* [Work to be completed]:
Collect every line that includes the string "thet".

Extracted records:
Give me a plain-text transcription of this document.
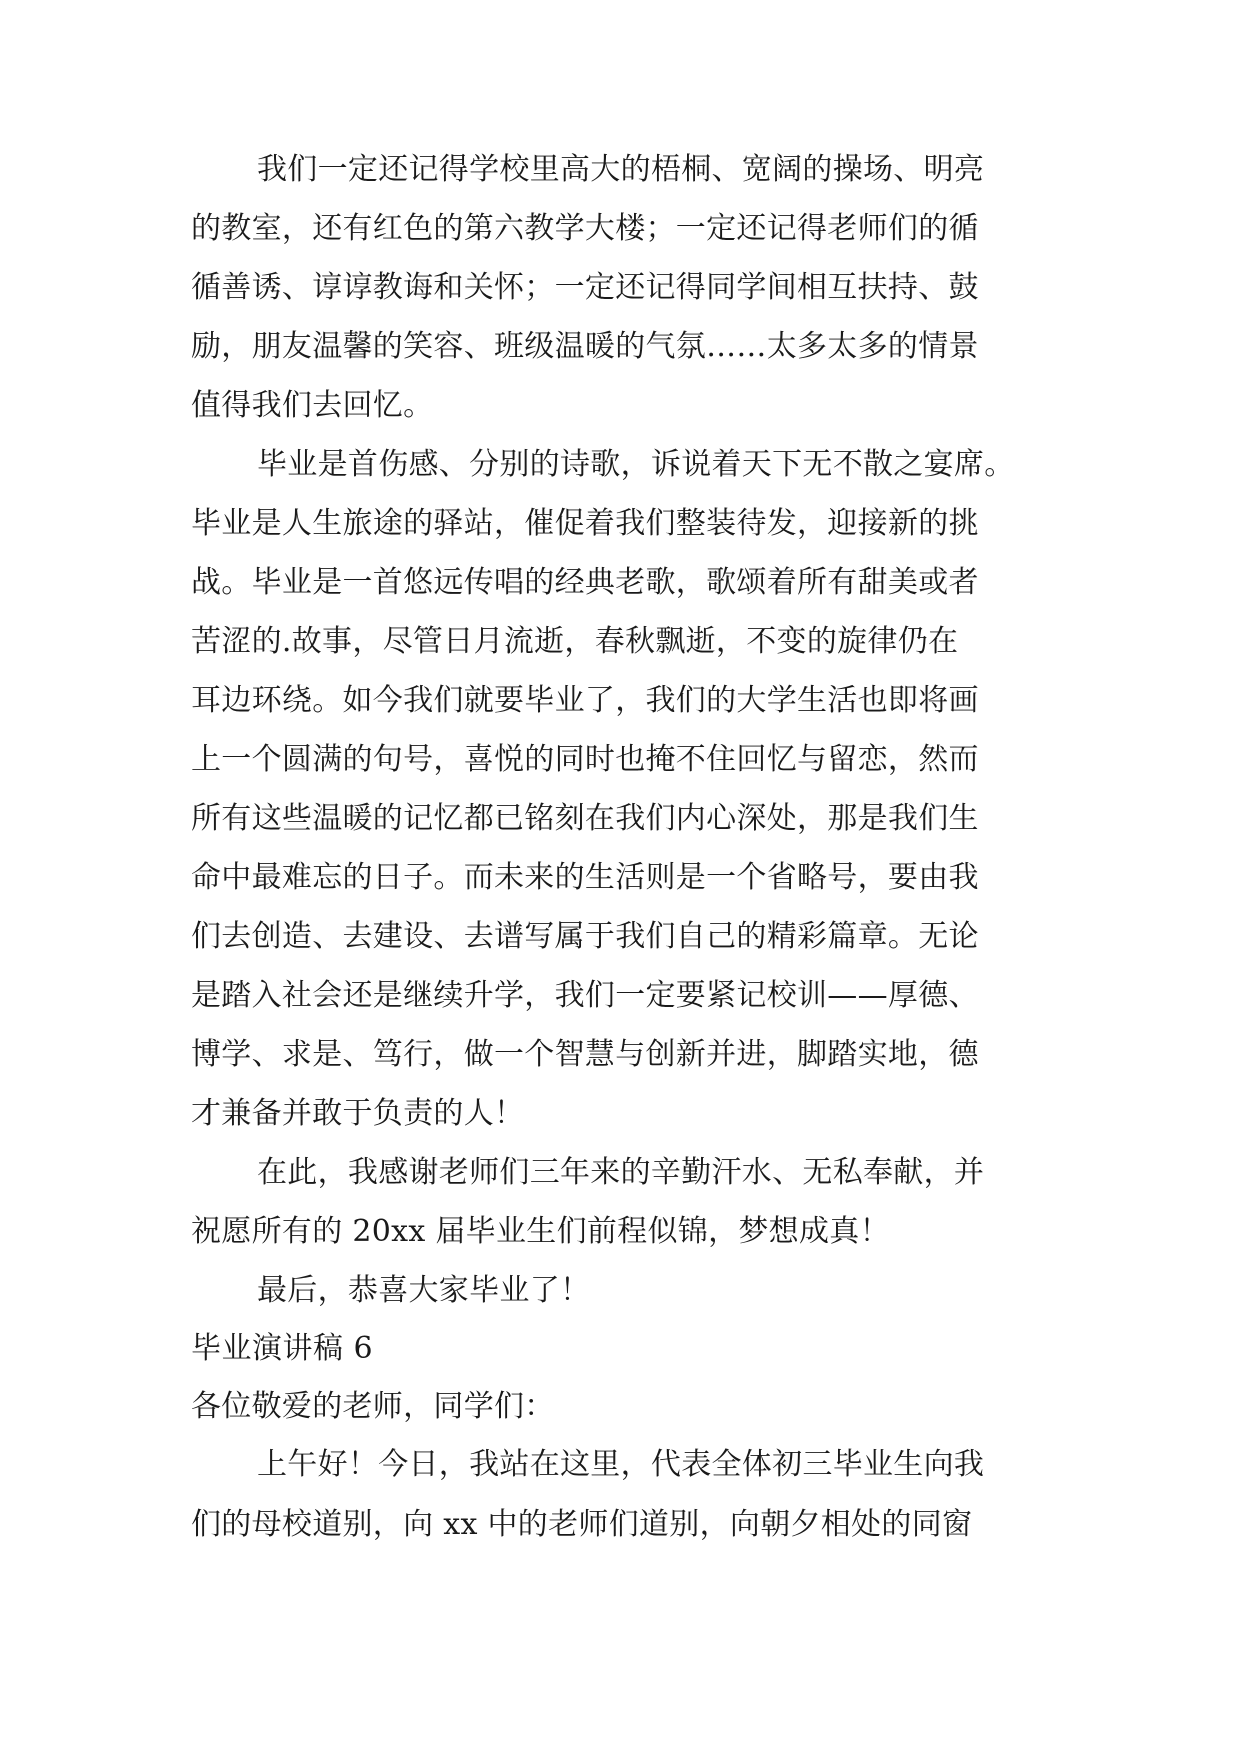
我们一定还记得学校里高大的梧桐、宽阔的操场、明亮
的教室，还有红色的第六教学大楼；一定还记得老师们的循
循善诱、谆谆教诲和关怀；一定还记得同学间相互扶持、鼓
励，朋友温馨的笑容、班级温暖的气氛……太多太多的情景
值得我们去回忆。
毕业是首伤感、分别的诗歌，诉说着天下无不散之宴席。
毕业是人生旅途的驿站，催促着我们整装待发，迎接新的挑
战。毕业是一首悠远传唱的经典老歌，歌颂着所有甜美或者
苦涩的.故事，尽管日月流逝，春秋飘逝，不变的旋律仍在
耳边环绕。如今我们就要毕业了，我们的大学生活也即将画
上一个圆满的句号，喜悦的同时也掩不住回忆与留恋，然而
所有这些温暖的记忆都已铭刻在我们内心深处，那是我们生
命中最难忘的日子。而未来的生活则是一个省略号，要由我
们去创造、去建设、去谱写属于我们自己的精彩篇章。无论
是踏入社会还是继续升学，我们一定要紧记校训——厚德、
博学、求是、笃行，做一个智慧与创新并进，脚踏实地，德
才兼备并敢于负责的人！
在此，我感谢老师们三年来的辛勤汗水、无私奉献，并
祝愿所有的 20xx 届毕业生们前程似锦，梦想成真！
最后，恭喜大家毕业了！
毕业演讲稿 6
各位敬爱的老师，同学们：
上午好！今日，我站在这里，代表全体初三毕业生向我
们的母校道别，向 xx 中的老师们道别，向朝夕相处的同窗
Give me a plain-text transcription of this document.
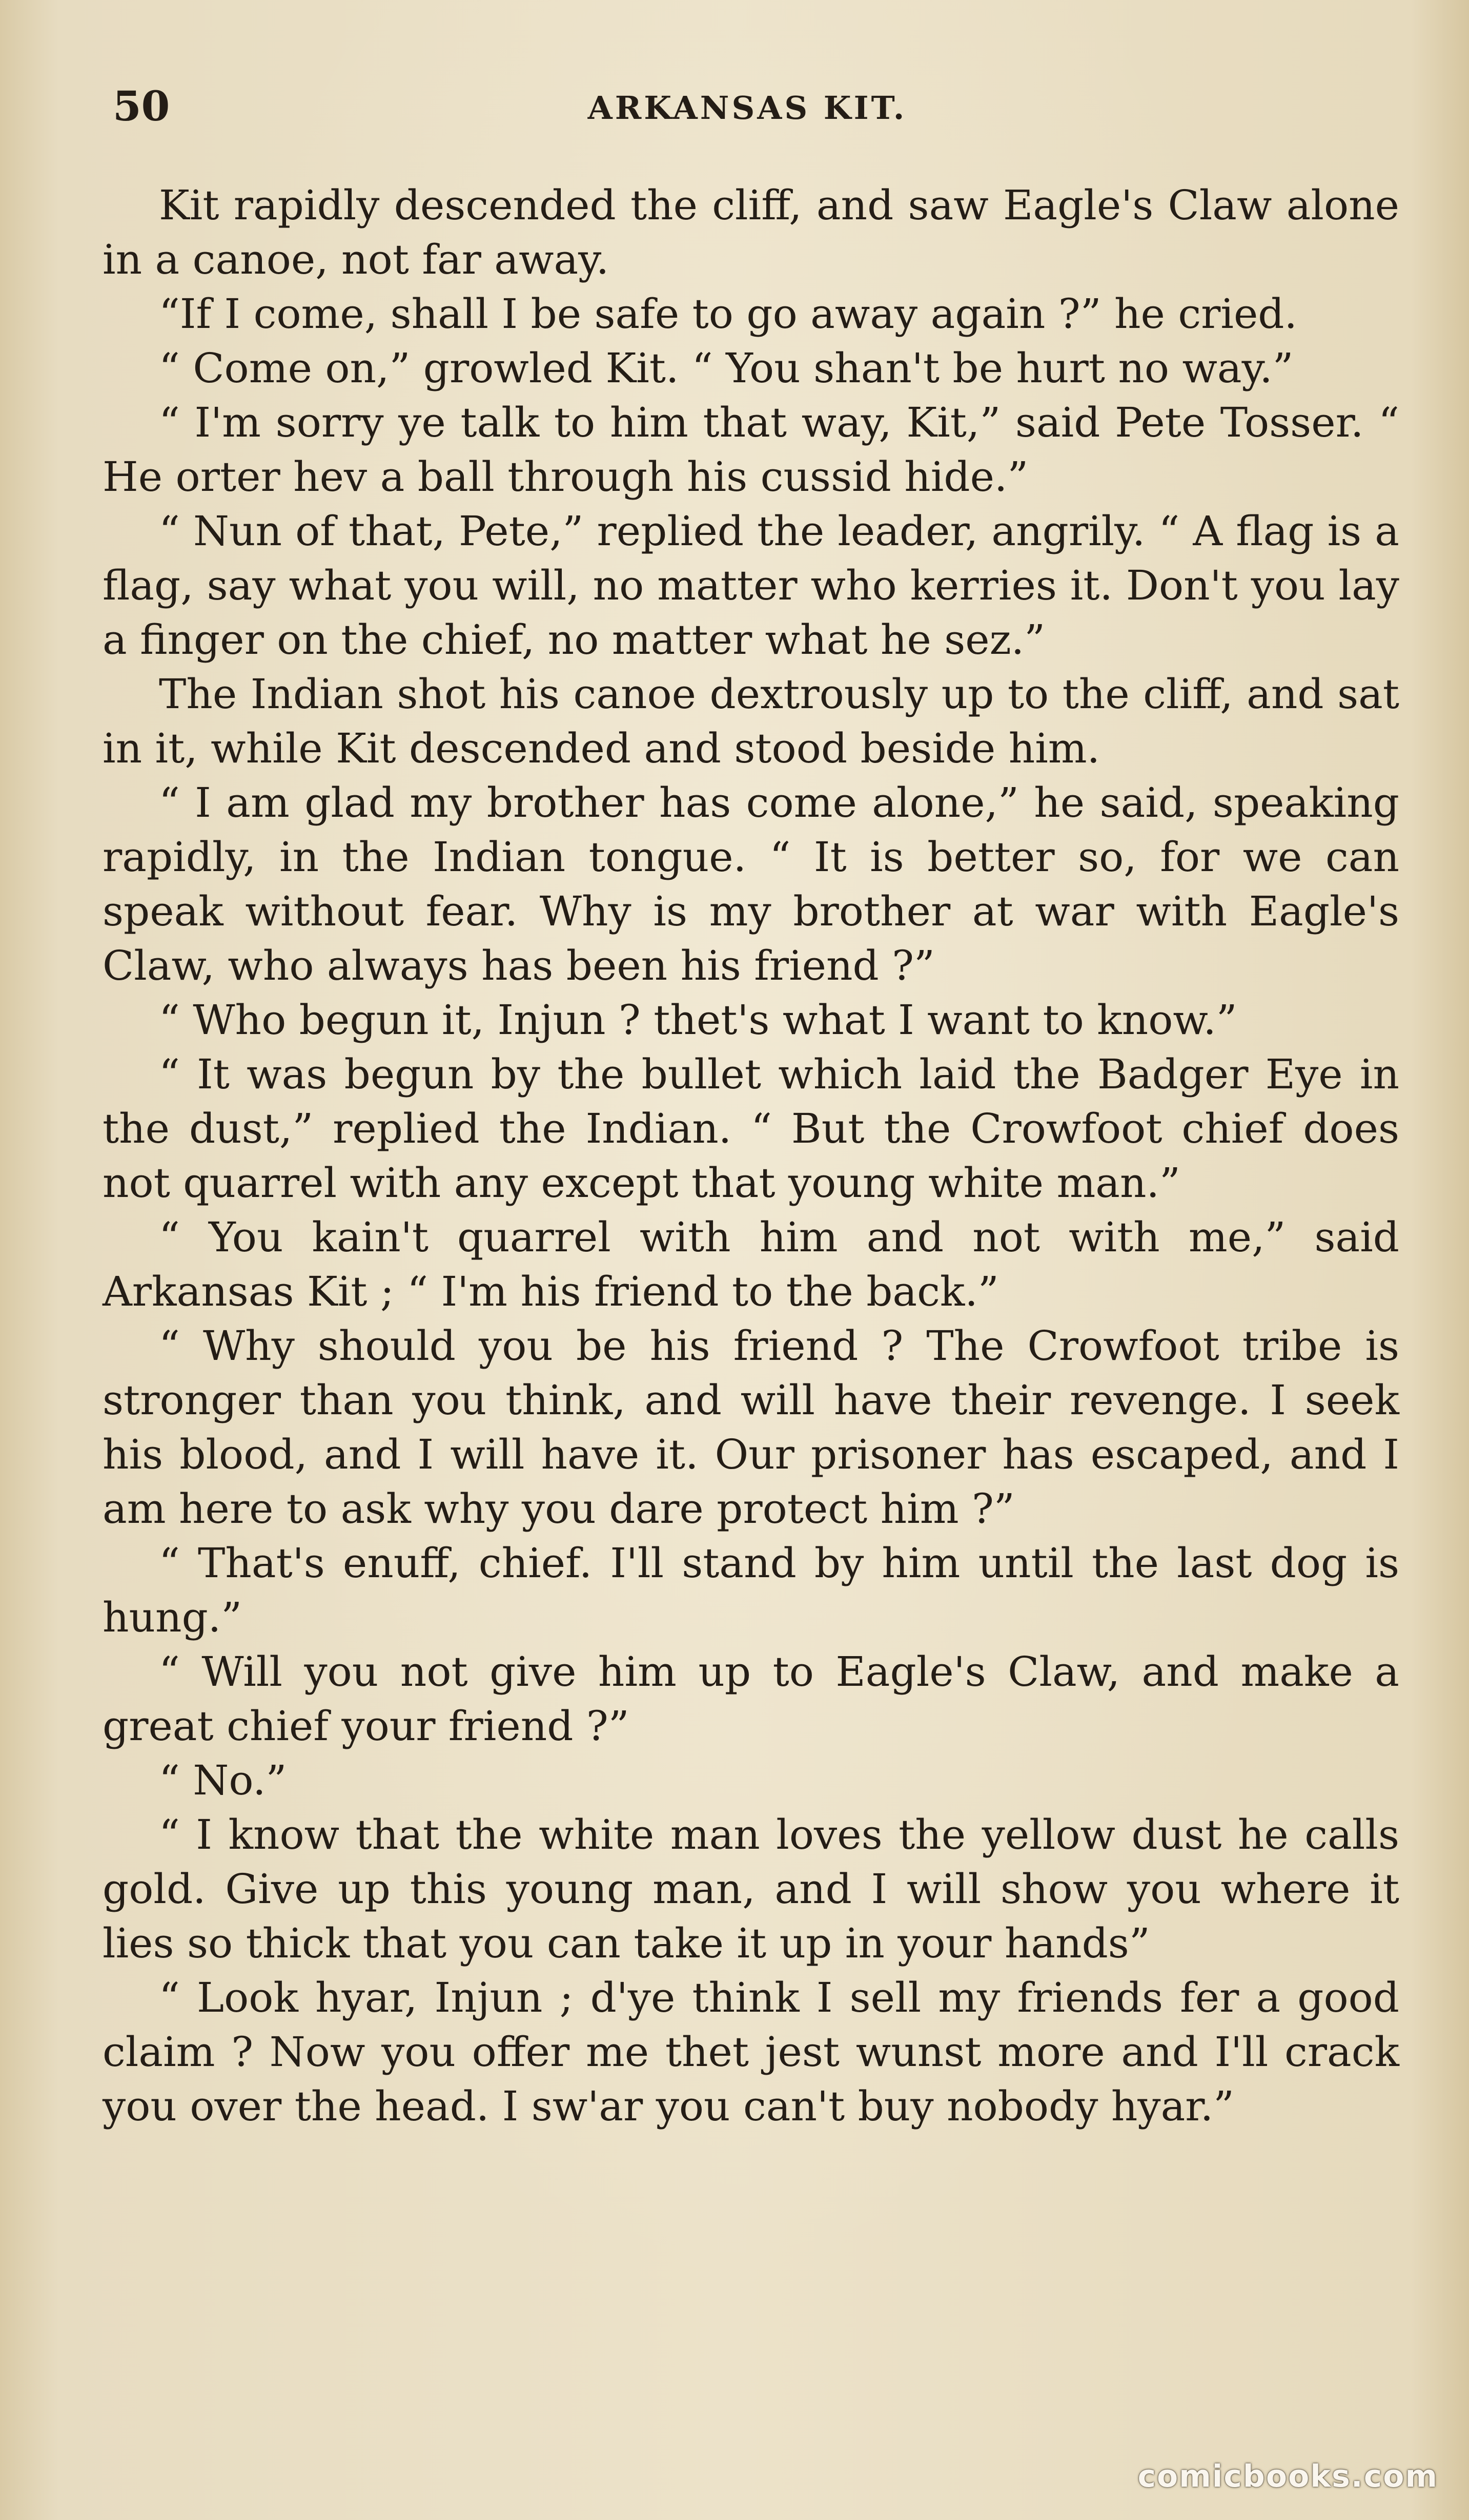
50	ARKANSAS KIT.

Kit rapidly descended the cliff, and saw Eagle's Claw alone in a canoe, not far away.

“If I come, shall I be safe to go away again ?” he cried.

“ Come on,” growled Kit. “ You shan't be hurt no way.”

“ I'm sorry ye talk to him that way, Kit,” said Pete Tosser. “ He orter hev a ball through his cussid hide.”

“ Nun of that, Pete,” replied the leader, angrily. “ A flag is a flag, say what you will, no matter who kerries it. Don't you lay a finger on the chief, no matter what he sez.”

The Indian shot his canoe dextrously up to the cliff, and sat in it, while Kit descended and stood beside him.

“ I am glad my brother has come alone,” he said, speaking rapidly, in the Indian tongue. “ It is better so, for we can speak without fear. Why is my brother at war with Eagle's Claw, who always has been his friend ?”

“ Who begun it, Injun ? thet's what I want to know.”

“ It was begun by the bullet which laid the Badger Eye in the dust,” replied the Indian. “ But the Crowfoot chief does not quarrel with any except that young white man.”

“ You kain't quarrel with him and not with me,” said Arkansas Kit ; “ I'm his friend to the back.”

“ Why should you be his friend ? The Crowfoot tribe is stronger than you think, and will have their revenge. I seek his blood, and I will have it. Our prisoner has escaped, and I am here to ask why you dare protect him ?”

“ That's enuff, chief. I'll stand by him until the last dog is hung.”

“ Will you not give him up to Eagle's Claw, and make a great chief your friend ?”

“ No.”

“ I know that the white man loves the yellow dust he calls gold. Give up this young man, and I will show you where it lies so thick that you can take it up in your hands”

“ Look hyar, Injun ; d'ye think I sell my friends fer a good claim ? Now you offer me thet jest wunst more and I'll crack you over the head. I sw'ar you can't buy nobody hyar.”

comicbooks.com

* [Complete response]:
“ Who begun it, Injun ? thet's what I want to know.”
“ Look hyar, Injun ; d'ye think I sell my friends fer a good claim ? Now you offer me thet jest wunst more and I'll crack you over the head. I sw'ar you can't buy nobody hyar.”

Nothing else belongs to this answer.